■ **What you should do**
Gather all lines with the word "grid" in them.

■ **Recorded data**
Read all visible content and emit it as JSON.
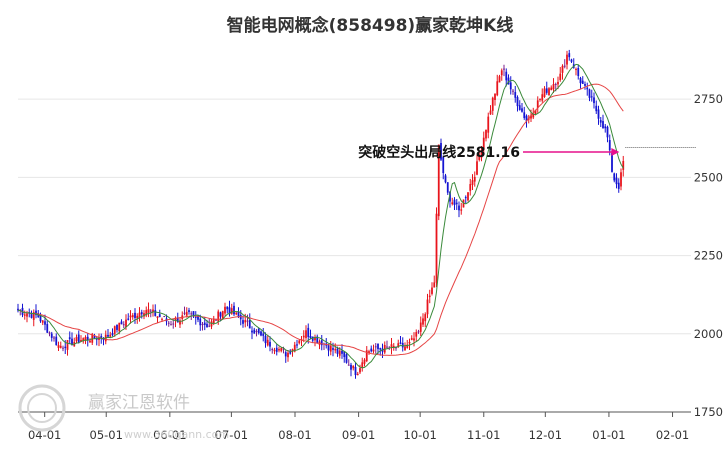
{
  "chart_data": {
    "type": "candlestick",
    "title": "智能电网概念(858498)赢家乾坤K线",
    "x_tick_labels": [
      "04-01",
      "05-01",
      "06-01",
      "07-01",
      "08-01",
      "09-01",
      "10-01",
      "11-01",
      "12-01",
      "01-01",
      "02-01"
    ],
    "y_ticks": [
      1750,
      2000,
      2250,
      2500,
      2750
    ],
    "ylim": [
      1750,
      2920
    ],
    "annotation": {
      "text": "突破空头出局线2581.16",
      "value": 2581.16
    },
    "last_close": 2596,
    "close_path": [
      {
        "date": "03-19",
        "close": 2075
      },
      {
        "date": "03-29",
        "close": 2055
      },
      {
        "date": "04-08",
        "close": 1960
      },
      {
        "date": "04-20",
        "close": 1985
      },
      {
        "date": "05-01",
        "close": 1990
      },
      {
        "date": "05-10",
        "close": 2040
      },
      {
        "date": "05-20",
        "close": 2080
      },
      {
        "date": "06-01",
        "close": 2035
      },
      {
        "date": "06-10",
        "close": 2060
      },
      {
        "date": "06-20",
        "close": 2025
      },
      {
        "date": "06-28",
        "close": 2085
      },
      {
        "date": "07-08",
        "close": 2035
      },
      {
        "date": "07-18",
        "close": 1975
      },
      {
        "date": "07-28",
        "close": 1935
      },
      {
        "date": "08-06",
        "close": 2005
      },
      {
        "date": "08-15",
        "close": 1970
      },
      {
        "date": "08-24",
        "close": 1930
      },
      {
        "date": "08-31",
        "close": 1875
      },
      {
        "date": "09-05",
        "close": 1945
      },
      {
        "date": "09-15",
        "close": 1955
      },
      {
        "date": "09-25",
        "close": 1960
      },
      {
        "date": "09-30",
        "close": 2000
      },
      {
        "date": "10-08",
        "close": 2170
      },
      {
        "date": "10-10",
        "close": 2600
      },
      {
        "date": "10-14",
        "close": 2450
      },
      {
        "date": "10-20",
        "close": 2390
      },
      {
        "date": "10-28",
        "close": 2520
      },
      {
        "date": "11-05",
        "close": 2740
      },
      {
        "date": "11-10",
        "close": 2850
      },
      {
        "date": "11-15",
        "close": 2770
      },
      {
        "date": "11-22",
        "close": 2680
      },
      {
        "date": "11-30",
        "close": 2770
      },
      {
        "date": "12-08",
        "close": 2820
      },
      {
        "date": "12-12",
        "close": 2900
      },
      {
        "date": "12-18",
        "close": 2810
      },
      {
        "date": "12-24",
        "close": 2740
      },
      {
        "date": "12-31",
        "close": 2640
      },
      {
        "date": "01-03",
        "close": 2500
      },
      {
        "date": "01-06",
        "close": 2470
      },
      {
        "date": "01-09",
        "close": 2590
      }
    ]
  },
  "watermark": {
    "text": "赢家江恩软件",
    "url": "www.360gann.com"
  },
  "colors": {
    "up": "#e8141c",
    "down": "#1414d2",
    "flat": "#7a1f8c",
    "ma_long": "#e64545",
    "ma_short": "#3b8a3b",
    "annot_arrow": "#e6108c",
    "grid": "#e6e6e6"
  }
}
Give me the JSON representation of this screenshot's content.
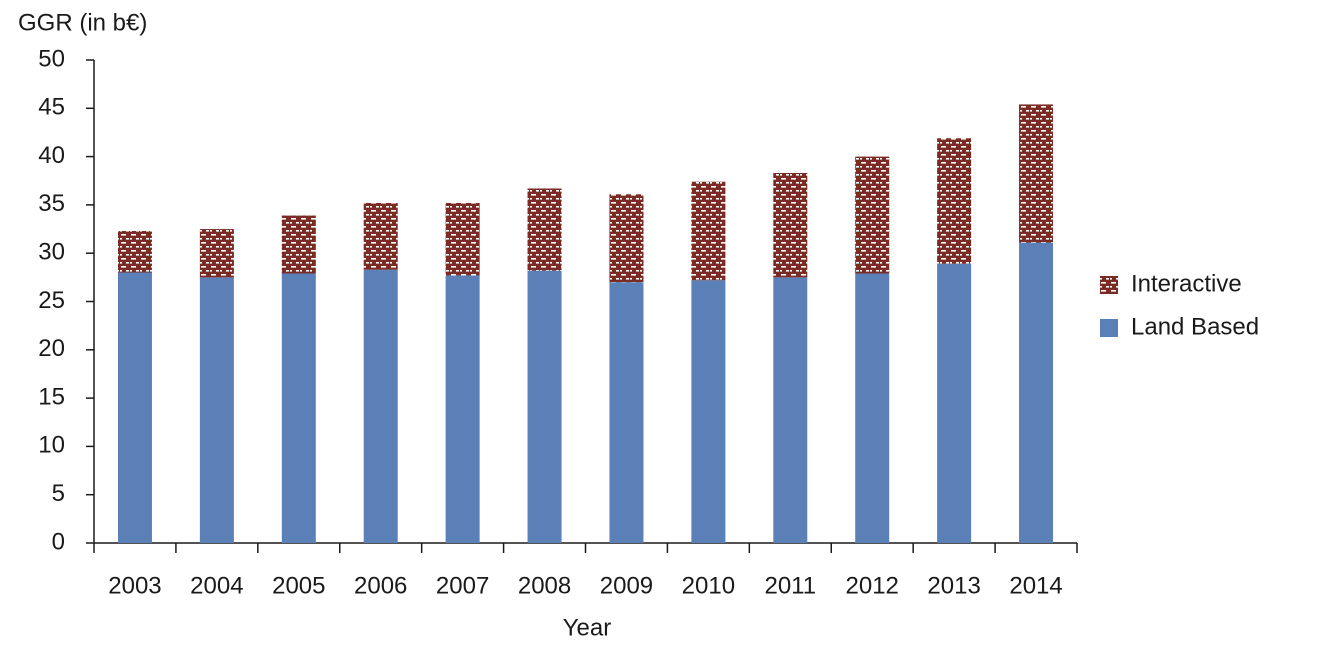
{
  "chart_data": {
    "type": "stacked-bar",
    "y_label": "GGR (in b€)",
    "x_label": "Year",
    "categories": [
      "2003",
      "2004",
      "2005",
      "2006",
      "2007",
      "2008",
      "2009",
      "2010",
      "2011",
      "2012",
      "2013",
      "2014"
    ],
    "series": [
      {
        "name": "Land Based",
        "color": "#5b7fb7",
        "values": [
          28.0,
          27.5,
          27.9,
          28.3,
          27.7,
          28.2,
          27.0,
          27.2,
          27.5,
          27.9,
          28.9,
          31.1
        ]
      },
      {
        "name": "Interactive",
        "color": "#7a2b24",
        "pattern": "dashes",
        "values": [
          4.3,
          5.0,
          6.0,
          6.9,
          7.5,
          8.5,
          9.1,
          10.2,
          10.8,
          12.1,
          13.0,
          14.3
        ]
      }
    ],
    "ylim": [
      0,
      50
    ],
    "yticks": [
      0,
      5,
      10,
      15,
      20,
      25,
      30,
      35,
      40,
      45,
      50
    ],
    "grid": false,
    "legend": "right"
  }
}
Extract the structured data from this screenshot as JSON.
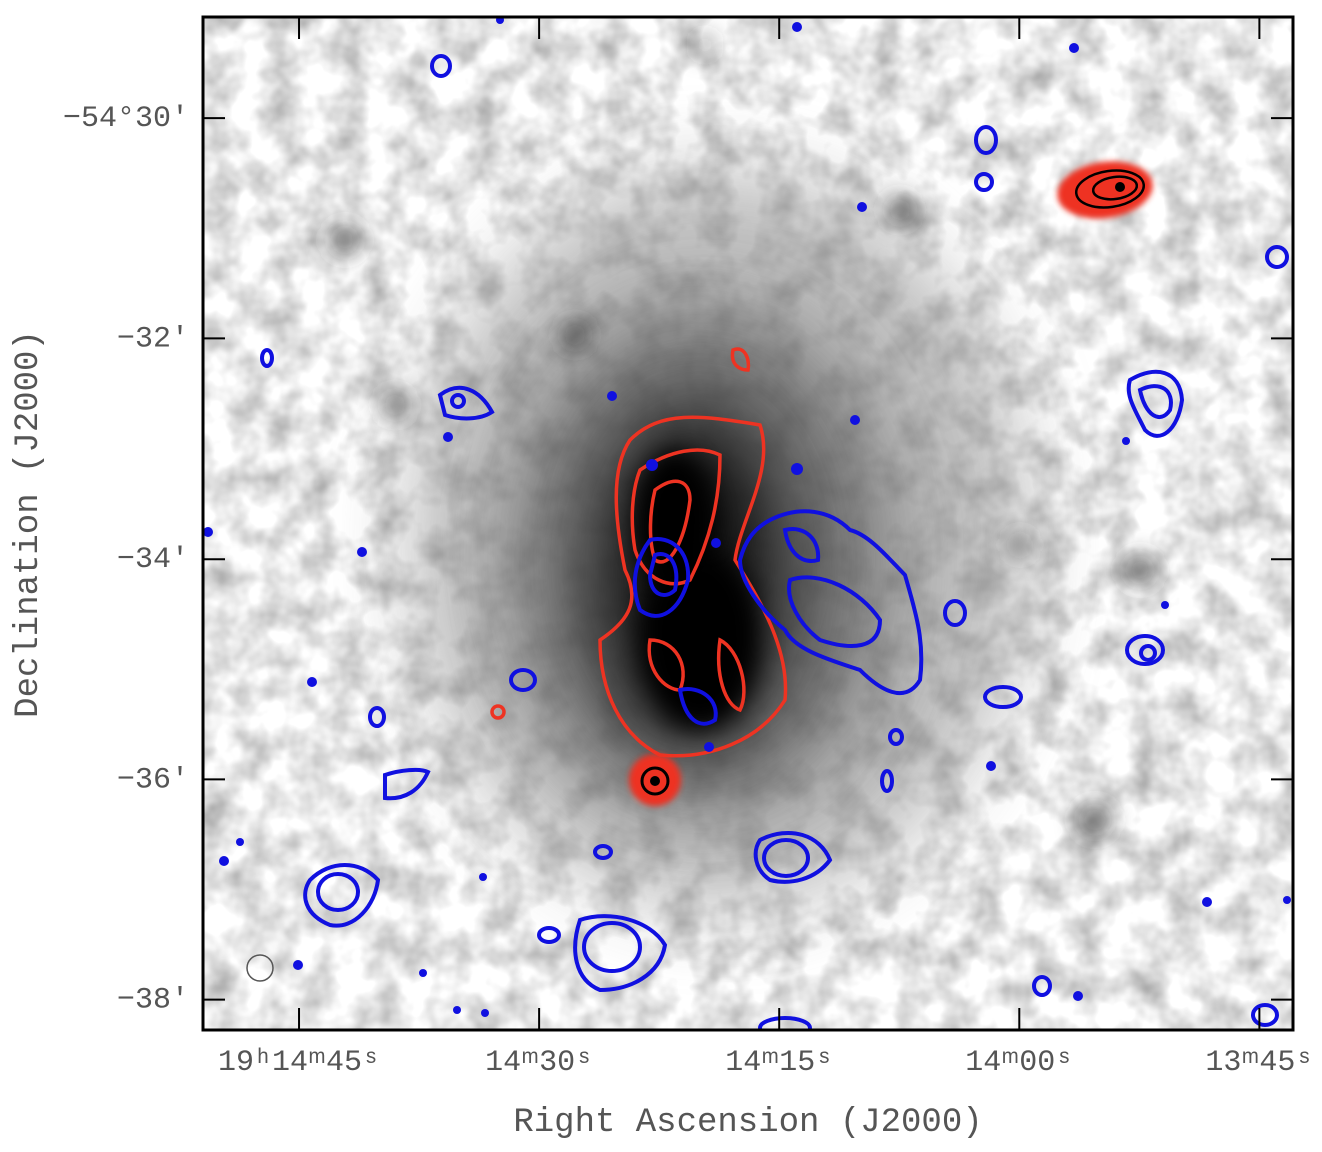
{
  "chart_data": {
    "type": "image",
    "x_label": "Right Ascension (J2000)",
    "y_label": "Declination (J2000)",
    "xlim": [
      891,
      822.9
    ],
    "xticks": [
      {
        "value": 885,
        "label": "19ʰ14ᵐ45ˢ"
      },
      {
        "value": 870,
        "label": "14ᵐ30ˢ"
      },
      {
        "value": 855,
        "label": "14ᵐ15ˢ"
      },
      {
        "value": 840,
        "label": "14ᵐ00ˢ"
      },
      {
        "value": 825,
        "label": "13ᵐ45ˢ"
      }
    ],
    "ylim": [
      -54.6379,
      -54.4847
    ],
    "yticks": [
      {
        "value": -54.5,
        "label": "−54°30′"
      },
      {
        "value": -54.5333,
        "label": "−32′"
      },
      {
        "value": -54.5667,
        "label": "−34′"
      },
      {
        "value": -54.6,
        "label": "−36′"
      },
      {
        "value": -54.6333,
        "label": "−38′"
      }
    ]
  }
}
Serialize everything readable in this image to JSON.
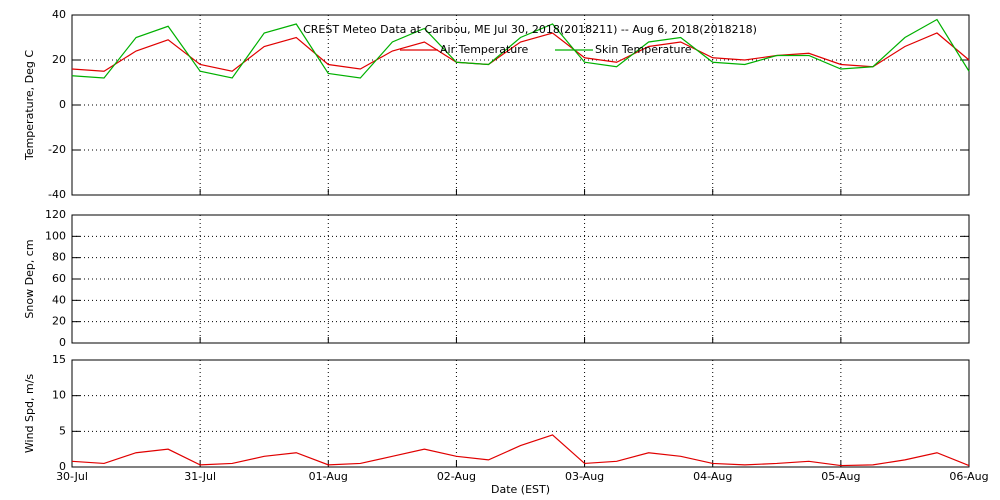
{
  "chart_data": [
    {
      "type": "line",
      "title": "CREST Meteo Data at Caribou, ME   Jul 30, 2018(2018211) -- Aug  6, 2018(2018218)",
      "ylabel": "Temperature, Deg C",
      "x": [
        0,
        0.25,
        0.5,
        0.75,
        1,
        1.25,
        1.5,
        1.75,
        2,
        2.25,
        2.5,
        2.75,
        3,
        3.25,
        3.5,
        3.75,
        4,
        4.25,
        4.5,
        4.75,
        5,
        5.25,
        5.5,
        5.75,
        6,
        6.25,
        6.5,
        6.75,
        7
      ],
      "xlim": [
        0,
        7
      ],
      "xticks": [
        0,
        1,
        2,
        3,
        4,
        5,
        6,
        7
      ],
      "ylim": [
        -40,
        40
      ],
      "yticks": [
        -40,
        -20,
        0,
        20,
        40
      ],
      "grid": true,
      "series": [
        {
          "name": "Air Temperature",
          "color": "#e00000",
          "values": [
            16,
            15,
            24,
            29,
            18,
            15,
            26,
            30,
            18,
            16,
            24,
            28,
            19,
            18,
            28,
            32,
            21,
            19,
            26,
            28,
            21,
            20,
            22,
            23,
            18,
            17,
            26,
            32,
            20
          ]
        },
        {
          "name": "Skin Temperature",
          "color": "#00b000",
          "values": [
            13,
            12,
            30,
            35,
            15,
            12,
            32,
            36,
            14,
            12,
            28,
            34,
            19,
            18,
            30,
            36,
            19,
            17,
            28,
            30,
            19,
            18,
            22,
            22,
            16,
            17,
            30,
            38,
            15
          ]
        }
      ]
    },
    {
      "type": "line",
      "ylabel": "Snow Dep, cm",
      "xlim": [
        0,
        7
      ],
      "xticks": [
        0,
        1,
        2,
        3,
        4,
        5,
        6,
        7
      ],
      "ylim": [
        0,
        120
      ],
      "yticks": [
        0,
        20,
        40,
        60,
        80,
        100,
        120
      ],
      "grid": true
    },
    {
      "type": "line",
      "ylabel": "Wind Spd, m/s",
      "xlabel": "Date (EST)",
      "x": [
        0,
        0.25,
        0.5,
        0.75,
        1,
        1.25,
        1.5,
        1.75,
        2,
        2.25,
        2.5,
        2.75,
        3,
        3.25,
        3.5,
        3.75,
        4,
        4.25,
        4.5,
        4.75,
        5,
        5.25,
        5.5,
        5.75,
        6,
        6.25,
        6.5,
        6.75,
        7
      ],
      "xlim": [
        0,
        7
      ],
      "xticks": [
        {
          "value": 0,
          "label": "30-Jul"
        },
        {
          "value": 1,
          "label": "31-Jul"
        },
        {
          "value": 2,
          "label": "01-Aug"
        },
        {
          "value": 3,
          "label": "02-Aug"
        },
        {
          "value": 4,
          "label": "03-Aug"
        },
        {
          "value": 5,
          "label": "04-Aug"
        },
        {
          "value": 6,
          "label": "05-Aug"
        },
        {
          "value": 7,
          "label": "06-Aug"
        }
      ],
      "ylim": [
        0,
        15
      ],
      "yticks": [
        0,
        5,
        10,
        15
      ],
      "grid": true,
      "series": [
        {
          "color": "#e00000",
          "values": [
            0.8,
            0.5,
            2,
            2.5,
            0.3,
            0.5,
            1.5,
            2,
            0.3,
            0.5,
            1.5,
            2.5,
            1.5,
            1,
            3,
            4.5,
            0.5,
            0.8,
            2,
            1.5,
            0.5,
            0.3,
            0.5,
            0.8,
            0.2,
            0.3,
            1,
            2,
            0.2
          ]
        }
      ]
    }
  ]
}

■ **Solution to this task**
    "grid": "#e6e6e6"
    "grid": false,
      "grid": true,
      "grid": true
      "grid": true,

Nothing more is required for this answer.